- **BRIEF**: Scan the data below. Pull out each line where "Years" occurs.

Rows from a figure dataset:
════════════════

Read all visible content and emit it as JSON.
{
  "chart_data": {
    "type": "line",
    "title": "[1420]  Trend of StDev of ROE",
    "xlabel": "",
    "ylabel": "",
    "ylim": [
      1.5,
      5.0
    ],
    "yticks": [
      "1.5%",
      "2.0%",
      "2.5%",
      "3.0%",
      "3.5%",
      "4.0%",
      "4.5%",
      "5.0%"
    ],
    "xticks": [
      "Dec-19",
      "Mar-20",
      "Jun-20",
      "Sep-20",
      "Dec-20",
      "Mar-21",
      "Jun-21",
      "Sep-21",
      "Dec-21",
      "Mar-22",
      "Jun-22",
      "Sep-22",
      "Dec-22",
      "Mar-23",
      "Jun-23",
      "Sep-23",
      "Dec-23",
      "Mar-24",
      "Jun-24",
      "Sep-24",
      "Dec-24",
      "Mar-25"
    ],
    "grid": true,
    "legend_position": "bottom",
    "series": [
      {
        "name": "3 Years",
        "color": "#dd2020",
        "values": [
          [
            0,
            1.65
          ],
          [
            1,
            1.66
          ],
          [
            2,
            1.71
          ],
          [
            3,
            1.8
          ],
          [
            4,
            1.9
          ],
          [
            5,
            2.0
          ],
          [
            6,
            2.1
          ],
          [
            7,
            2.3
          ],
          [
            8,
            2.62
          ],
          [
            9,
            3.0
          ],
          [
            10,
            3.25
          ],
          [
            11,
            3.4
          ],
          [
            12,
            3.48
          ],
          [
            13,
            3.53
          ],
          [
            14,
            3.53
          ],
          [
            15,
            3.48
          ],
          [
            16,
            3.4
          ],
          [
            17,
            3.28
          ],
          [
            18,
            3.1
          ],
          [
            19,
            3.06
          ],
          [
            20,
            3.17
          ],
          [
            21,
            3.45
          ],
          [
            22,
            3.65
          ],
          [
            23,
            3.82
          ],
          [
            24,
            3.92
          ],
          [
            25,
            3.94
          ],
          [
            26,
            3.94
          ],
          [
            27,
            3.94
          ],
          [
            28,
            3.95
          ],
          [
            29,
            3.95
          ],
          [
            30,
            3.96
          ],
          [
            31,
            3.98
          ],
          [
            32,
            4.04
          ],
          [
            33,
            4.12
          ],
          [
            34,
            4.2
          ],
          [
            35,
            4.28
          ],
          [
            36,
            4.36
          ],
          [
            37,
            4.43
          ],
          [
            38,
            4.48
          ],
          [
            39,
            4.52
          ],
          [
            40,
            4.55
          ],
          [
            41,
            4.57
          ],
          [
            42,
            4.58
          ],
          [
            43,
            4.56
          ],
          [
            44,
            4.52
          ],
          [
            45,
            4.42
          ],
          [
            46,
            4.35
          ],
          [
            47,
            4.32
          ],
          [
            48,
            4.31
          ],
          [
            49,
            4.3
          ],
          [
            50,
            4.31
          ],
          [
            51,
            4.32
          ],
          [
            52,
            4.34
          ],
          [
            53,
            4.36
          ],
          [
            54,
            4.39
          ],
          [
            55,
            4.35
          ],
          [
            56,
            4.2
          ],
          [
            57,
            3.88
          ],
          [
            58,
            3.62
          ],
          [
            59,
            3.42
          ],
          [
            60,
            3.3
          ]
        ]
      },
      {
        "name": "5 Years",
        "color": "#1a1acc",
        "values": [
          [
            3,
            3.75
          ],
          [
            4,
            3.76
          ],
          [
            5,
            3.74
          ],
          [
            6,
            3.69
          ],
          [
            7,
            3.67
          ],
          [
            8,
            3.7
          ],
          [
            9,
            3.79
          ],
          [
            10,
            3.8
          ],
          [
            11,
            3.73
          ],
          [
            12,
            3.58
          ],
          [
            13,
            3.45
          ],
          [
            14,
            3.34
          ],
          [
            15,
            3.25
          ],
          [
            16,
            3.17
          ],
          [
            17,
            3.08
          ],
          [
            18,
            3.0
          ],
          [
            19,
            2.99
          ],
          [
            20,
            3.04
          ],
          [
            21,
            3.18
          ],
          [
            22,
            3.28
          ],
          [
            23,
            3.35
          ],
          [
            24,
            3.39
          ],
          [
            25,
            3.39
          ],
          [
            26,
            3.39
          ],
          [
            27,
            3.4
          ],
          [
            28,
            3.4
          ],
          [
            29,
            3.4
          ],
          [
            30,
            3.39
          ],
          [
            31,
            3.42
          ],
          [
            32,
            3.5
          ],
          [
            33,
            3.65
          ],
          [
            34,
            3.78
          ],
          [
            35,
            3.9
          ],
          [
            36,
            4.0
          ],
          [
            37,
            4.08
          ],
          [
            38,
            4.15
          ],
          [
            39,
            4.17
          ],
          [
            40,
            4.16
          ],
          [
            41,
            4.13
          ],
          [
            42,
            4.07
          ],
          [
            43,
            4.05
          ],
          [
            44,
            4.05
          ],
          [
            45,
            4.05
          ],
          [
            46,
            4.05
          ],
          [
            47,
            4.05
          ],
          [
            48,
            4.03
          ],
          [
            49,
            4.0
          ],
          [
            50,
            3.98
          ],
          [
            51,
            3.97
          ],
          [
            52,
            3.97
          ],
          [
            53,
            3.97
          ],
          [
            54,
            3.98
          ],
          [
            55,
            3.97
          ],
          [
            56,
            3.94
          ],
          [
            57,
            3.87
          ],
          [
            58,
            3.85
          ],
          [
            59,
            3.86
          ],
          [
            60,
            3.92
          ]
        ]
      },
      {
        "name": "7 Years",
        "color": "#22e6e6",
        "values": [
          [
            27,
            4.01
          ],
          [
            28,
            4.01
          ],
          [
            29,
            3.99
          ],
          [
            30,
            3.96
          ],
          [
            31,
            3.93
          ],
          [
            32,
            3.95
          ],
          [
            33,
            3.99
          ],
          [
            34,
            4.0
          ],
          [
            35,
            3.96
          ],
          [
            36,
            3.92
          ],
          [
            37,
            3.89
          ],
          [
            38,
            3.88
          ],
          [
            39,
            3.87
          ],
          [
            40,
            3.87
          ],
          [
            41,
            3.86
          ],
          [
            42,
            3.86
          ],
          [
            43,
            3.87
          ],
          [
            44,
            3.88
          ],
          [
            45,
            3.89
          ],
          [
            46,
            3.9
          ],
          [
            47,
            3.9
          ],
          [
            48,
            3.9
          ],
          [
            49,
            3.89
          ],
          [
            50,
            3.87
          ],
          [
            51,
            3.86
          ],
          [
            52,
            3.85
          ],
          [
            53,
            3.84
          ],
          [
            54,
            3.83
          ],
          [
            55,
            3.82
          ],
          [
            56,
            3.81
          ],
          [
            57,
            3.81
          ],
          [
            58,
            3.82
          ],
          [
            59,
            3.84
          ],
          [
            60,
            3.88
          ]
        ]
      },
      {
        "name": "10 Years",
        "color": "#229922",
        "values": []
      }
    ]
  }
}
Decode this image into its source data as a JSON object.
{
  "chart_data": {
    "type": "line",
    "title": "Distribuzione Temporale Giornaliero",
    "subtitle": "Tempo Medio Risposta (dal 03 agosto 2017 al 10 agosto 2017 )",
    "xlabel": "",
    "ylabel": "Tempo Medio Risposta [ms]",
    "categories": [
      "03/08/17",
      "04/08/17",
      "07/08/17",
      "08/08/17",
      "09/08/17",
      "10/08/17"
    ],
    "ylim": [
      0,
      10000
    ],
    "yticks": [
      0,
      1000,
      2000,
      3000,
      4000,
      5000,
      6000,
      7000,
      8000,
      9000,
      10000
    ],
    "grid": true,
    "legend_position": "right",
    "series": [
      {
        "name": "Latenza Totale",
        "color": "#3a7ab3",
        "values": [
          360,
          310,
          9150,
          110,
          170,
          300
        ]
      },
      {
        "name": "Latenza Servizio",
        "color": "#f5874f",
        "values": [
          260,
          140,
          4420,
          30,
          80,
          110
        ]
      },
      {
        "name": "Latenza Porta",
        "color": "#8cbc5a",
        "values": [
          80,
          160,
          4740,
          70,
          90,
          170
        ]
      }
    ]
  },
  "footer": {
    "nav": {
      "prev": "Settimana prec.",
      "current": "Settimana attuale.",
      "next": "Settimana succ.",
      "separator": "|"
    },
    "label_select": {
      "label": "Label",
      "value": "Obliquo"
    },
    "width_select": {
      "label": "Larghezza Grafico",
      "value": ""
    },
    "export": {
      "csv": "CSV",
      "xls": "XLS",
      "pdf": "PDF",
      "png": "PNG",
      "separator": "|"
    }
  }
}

════════════════

- **RESULT BELOW**:
        "name": "3 Years",
        "name": "5 Years",
        "name": "7 Years",
        "name": "10 Years",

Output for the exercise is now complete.